== EXERCISE DATA ==

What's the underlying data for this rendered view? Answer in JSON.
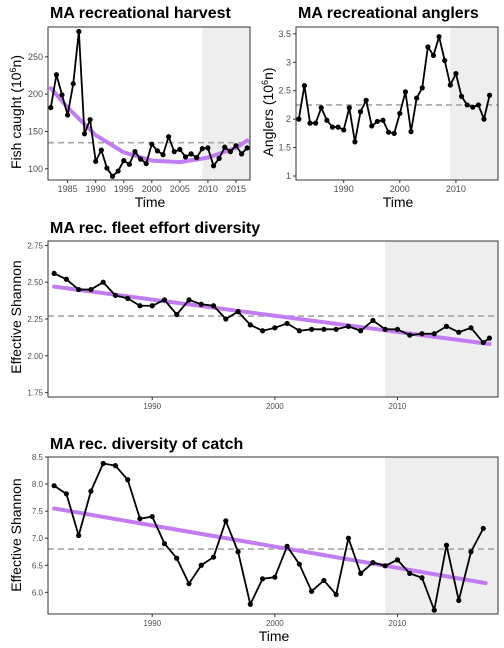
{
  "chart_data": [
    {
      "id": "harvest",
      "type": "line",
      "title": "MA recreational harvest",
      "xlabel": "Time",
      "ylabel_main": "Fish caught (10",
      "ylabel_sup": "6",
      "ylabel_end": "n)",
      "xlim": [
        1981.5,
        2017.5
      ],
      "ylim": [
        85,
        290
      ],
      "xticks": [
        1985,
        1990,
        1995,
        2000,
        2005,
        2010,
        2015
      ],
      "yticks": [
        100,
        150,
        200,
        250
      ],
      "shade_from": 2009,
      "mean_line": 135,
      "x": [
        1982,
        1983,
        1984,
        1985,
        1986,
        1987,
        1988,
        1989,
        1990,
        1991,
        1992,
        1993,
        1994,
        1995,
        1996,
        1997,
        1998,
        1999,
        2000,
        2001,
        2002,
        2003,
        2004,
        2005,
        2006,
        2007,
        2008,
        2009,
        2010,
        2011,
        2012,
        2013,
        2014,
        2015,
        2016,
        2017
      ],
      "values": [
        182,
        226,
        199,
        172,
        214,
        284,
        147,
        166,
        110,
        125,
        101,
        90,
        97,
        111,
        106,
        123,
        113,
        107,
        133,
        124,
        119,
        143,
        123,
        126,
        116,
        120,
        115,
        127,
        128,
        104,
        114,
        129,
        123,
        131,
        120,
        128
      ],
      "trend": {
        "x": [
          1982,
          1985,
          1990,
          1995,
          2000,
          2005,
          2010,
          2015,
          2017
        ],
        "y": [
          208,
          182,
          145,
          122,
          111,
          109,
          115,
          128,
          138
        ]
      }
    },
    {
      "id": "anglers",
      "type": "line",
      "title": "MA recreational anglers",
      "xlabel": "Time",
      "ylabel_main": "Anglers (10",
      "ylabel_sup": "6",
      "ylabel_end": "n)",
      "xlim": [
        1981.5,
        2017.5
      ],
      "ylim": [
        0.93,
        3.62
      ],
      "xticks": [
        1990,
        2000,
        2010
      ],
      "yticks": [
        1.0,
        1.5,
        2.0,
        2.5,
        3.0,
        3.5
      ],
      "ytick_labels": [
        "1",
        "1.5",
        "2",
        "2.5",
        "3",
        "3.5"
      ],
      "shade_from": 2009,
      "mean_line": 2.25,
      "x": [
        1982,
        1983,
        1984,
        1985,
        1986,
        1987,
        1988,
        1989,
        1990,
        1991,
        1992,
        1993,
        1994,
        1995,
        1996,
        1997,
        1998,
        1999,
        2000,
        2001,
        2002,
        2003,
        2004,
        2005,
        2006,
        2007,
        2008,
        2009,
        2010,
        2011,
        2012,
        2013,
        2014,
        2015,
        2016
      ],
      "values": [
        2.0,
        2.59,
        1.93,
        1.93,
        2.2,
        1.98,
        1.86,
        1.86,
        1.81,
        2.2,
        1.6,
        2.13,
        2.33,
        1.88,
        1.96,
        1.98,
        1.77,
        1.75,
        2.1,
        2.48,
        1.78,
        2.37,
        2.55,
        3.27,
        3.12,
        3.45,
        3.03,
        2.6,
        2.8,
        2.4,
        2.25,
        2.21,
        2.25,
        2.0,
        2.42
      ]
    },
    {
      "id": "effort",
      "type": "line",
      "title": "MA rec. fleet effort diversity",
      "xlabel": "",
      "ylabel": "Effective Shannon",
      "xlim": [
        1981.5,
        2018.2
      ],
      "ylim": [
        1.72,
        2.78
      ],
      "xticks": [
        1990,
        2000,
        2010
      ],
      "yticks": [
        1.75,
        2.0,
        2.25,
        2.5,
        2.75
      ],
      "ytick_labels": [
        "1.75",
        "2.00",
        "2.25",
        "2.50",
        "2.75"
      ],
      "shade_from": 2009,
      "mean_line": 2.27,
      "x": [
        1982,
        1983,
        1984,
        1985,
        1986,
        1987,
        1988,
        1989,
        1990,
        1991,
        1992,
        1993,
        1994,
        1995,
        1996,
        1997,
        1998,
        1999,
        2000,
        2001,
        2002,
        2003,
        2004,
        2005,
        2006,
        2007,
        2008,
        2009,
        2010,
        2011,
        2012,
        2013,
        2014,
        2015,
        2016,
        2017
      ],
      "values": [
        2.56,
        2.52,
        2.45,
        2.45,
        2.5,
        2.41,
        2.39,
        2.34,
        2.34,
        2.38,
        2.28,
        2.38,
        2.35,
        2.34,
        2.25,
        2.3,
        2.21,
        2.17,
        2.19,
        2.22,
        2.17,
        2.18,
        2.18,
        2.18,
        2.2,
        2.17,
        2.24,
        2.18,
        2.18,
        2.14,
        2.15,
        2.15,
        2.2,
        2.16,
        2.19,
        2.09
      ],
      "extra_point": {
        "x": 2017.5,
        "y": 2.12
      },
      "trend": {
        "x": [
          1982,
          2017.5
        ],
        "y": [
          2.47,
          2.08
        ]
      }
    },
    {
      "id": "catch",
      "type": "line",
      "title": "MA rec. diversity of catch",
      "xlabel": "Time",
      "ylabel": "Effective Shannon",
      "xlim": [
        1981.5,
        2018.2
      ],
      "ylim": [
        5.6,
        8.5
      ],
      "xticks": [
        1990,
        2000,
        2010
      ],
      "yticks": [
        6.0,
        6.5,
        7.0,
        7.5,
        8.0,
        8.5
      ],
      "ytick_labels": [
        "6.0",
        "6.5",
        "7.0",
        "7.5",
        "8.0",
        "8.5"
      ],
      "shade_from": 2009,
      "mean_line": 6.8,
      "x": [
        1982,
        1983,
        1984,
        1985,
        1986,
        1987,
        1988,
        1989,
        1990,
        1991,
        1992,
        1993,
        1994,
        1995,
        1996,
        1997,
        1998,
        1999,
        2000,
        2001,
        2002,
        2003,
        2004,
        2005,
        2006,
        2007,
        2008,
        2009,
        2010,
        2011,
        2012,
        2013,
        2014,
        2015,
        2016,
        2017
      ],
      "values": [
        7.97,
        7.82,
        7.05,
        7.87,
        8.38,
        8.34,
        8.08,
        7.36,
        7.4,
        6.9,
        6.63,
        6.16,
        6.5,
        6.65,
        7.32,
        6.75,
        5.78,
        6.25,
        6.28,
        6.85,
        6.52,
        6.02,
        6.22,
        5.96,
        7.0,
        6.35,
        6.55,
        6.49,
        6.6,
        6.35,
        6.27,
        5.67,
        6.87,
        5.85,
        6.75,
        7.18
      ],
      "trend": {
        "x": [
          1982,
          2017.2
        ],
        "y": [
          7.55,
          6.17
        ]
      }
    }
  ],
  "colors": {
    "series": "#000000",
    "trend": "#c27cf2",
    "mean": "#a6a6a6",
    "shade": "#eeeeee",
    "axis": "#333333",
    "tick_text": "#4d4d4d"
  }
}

--

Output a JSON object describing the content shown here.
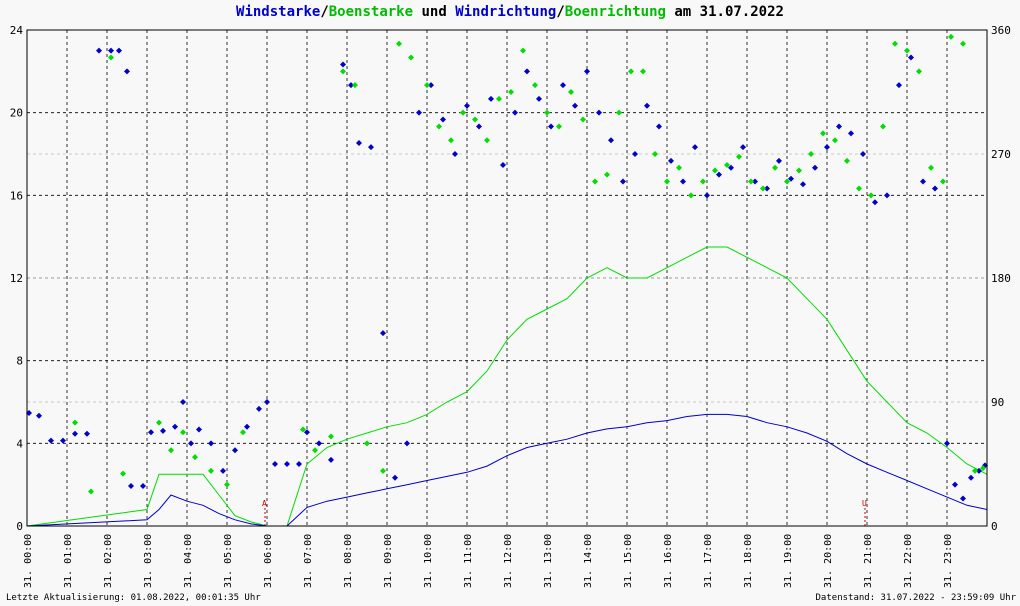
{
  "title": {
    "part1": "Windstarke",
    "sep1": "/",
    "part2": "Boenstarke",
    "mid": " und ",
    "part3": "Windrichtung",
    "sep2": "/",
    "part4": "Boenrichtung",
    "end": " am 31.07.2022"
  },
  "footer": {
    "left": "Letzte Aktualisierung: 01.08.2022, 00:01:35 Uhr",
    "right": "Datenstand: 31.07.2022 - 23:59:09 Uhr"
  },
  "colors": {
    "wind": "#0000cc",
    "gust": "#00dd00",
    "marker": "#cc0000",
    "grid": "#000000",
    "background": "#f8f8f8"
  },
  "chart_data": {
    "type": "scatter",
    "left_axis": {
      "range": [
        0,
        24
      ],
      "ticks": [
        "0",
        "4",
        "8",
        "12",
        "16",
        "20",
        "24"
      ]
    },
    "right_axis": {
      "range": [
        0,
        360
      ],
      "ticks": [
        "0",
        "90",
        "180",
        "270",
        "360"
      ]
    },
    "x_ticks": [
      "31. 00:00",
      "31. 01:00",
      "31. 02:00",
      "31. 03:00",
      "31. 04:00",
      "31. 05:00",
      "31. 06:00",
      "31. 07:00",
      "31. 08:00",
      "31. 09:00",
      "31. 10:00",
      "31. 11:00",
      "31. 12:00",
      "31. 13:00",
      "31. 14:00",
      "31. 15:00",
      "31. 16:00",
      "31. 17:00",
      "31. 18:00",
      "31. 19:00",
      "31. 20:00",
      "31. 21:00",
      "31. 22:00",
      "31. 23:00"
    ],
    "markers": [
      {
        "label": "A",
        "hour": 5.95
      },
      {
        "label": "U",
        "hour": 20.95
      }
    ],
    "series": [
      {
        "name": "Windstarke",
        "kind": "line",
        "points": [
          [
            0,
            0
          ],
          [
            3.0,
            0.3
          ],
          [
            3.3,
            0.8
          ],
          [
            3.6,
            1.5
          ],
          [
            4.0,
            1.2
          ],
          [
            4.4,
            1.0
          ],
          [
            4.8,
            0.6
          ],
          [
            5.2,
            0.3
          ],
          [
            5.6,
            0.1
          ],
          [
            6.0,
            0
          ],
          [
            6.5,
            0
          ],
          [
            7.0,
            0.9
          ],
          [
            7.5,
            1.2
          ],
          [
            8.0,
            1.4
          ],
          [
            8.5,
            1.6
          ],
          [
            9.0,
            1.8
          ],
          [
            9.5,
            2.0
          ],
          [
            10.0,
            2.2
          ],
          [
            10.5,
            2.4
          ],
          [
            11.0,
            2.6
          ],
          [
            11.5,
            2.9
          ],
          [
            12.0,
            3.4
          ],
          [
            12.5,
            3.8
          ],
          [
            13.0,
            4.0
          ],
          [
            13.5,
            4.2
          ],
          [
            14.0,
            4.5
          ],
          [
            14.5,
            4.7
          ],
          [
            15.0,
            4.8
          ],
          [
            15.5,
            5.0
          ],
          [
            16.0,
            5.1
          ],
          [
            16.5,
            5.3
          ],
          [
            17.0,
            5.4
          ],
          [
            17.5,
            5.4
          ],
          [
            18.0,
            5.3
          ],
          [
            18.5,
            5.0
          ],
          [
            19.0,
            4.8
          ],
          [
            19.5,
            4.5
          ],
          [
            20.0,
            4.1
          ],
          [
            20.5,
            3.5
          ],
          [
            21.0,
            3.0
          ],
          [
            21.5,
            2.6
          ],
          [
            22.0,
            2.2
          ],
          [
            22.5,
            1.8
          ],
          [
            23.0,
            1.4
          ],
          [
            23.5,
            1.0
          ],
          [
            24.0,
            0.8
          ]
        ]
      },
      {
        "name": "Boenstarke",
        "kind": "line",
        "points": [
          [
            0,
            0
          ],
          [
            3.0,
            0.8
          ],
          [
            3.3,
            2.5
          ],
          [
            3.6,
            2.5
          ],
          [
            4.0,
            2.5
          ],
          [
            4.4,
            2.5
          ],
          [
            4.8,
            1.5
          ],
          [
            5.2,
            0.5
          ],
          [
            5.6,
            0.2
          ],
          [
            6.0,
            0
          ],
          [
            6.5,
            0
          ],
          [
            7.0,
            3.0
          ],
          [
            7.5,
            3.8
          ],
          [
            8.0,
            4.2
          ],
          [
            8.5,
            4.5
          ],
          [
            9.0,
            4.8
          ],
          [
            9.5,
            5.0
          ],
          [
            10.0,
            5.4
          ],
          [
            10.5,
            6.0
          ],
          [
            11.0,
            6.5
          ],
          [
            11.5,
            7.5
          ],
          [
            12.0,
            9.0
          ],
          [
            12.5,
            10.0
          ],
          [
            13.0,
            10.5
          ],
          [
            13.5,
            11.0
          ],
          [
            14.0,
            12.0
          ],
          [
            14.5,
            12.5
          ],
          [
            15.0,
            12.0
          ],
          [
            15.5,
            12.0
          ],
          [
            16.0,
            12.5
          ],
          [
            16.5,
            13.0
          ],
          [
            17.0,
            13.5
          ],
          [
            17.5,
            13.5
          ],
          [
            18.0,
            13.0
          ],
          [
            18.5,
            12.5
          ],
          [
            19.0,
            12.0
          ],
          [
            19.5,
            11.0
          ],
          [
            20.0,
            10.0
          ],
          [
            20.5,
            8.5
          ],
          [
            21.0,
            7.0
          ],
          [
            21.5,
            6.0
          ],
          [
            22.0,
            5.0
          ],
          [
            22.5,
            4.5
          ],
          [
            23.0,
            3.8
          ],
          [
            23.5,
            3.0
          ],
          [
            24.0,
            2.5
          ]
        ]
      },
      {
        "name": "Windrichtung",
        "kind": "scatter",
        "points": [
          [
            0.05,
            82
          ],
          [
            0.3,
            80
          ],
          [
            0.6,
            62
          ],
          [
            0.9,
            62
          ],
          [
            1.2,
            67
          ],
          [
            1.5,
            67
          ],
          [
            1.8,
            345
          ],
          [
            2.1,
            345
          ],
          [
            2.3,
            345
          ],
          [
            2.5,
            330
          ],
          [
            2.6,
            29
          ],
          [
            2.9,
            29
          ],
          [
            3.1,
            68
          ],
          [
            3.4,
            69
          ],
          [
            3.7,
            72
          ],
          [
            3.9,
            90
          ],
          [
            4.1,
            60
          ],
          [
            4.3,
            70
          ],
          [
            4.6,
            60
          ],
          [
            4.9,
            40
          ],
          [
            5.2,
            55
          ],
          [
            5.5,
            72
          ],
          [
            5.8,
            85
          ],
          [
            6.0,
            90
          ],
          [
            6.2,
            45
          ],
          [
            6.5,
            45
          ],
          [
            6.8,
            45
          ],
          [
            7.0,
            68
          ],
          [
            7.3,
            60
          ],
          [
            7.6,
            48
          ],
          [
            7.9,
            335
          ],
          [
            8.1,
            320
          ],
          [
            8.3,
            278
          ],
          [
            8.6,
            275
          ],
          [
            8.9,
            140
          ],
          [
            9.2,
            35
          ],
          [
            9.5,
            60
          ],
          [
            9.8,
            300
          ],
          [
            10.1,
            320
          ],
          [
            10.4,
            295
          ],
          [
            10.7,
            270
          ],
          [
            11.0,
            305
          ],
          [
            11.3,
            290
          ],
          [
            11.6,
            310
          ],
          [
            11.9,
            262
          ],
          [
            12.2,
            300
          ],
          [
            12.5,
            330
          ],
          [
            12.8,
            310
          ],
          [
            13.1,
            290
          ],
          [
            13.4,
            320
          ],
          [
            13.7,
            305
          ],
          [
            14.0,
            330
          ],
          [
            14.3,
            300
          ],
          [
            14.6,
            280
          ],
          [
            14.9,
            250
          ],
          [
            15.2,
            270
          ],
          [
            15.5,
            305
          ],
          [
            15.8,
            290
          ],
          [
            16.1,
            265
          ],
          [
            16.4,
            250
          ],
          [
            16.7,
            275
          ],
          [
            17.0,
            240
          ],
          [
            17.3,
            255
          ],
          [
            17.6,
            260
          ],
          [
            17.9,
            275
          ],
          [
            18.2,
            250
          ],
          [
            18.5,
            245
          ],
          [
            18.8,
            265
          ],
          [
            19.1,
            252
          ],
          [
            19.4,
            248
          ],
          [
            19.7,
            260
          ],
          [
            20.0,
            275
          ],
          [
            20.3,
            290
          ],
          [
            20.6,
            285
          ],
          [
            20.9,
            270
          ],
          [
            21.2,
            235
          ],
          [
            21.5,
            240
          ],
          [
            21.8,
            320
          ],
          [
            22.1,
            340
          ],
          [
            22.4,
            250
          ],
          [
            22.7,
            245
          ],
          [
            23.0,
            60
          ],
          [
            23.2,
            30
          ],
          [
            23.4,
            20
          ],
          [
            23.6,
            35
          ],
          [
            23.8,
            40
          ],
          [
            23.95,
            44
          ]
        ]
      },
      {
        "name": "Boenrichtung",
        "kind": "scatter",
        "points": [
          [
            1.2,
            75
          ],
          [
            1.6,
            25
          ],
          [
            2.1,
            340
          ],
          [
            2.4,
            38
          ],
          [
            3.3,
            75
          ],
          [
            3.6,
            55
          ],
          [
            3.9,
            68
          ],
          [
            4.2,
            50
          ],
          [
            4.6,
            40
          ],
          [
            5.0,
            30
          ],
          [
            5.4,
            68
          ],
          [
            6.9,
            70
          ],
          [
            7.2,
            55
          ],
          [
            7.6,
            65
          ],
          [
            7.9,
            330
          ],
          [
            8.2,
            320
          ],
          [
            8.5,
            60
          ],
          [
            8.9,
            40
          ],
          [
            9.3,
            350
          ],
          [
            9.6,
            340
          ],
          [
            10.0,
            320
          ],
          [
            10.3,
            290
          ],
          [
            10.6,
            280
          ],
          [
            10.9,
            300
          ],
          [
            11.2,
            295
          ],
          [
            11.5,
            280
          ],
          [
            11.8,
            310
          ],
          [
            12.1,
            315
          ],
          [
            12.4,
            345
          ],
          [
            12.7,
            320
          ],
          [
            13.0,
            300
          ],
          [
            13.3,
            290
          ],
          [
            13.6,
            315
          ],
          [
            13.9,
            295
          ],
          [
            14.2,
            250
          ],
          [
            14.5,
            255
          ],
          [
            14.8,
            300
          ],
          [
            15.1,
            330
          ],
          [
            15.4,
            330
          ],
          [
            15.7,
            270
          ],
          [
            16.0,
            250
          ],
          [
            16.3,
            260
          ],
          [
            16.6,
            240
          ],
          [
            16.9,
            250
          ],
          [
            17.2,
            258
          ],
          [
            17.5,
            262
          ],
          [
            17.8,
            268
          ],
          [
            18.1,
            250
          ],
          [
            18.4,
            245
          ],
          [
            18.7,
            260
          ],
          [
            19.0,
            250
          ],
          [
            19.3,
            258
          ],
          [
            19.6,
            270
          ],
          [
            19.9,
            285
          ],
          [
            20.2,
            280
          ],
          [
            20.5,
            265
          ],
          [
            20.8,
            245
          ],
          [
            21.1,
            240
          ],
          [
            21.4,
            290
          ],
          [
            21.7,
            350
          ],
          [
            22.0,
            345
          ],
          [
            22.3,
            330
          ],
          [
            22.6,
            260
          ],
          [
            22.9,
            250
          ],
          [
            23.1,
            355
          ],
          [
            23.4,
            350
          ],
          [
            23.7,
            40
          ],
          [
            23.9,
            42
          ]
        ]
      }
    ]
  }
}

== EXERCISE ==
Reply with nothing but the number of lines in the data above that contain "diversity".

== RESPONSE BELOW ==
2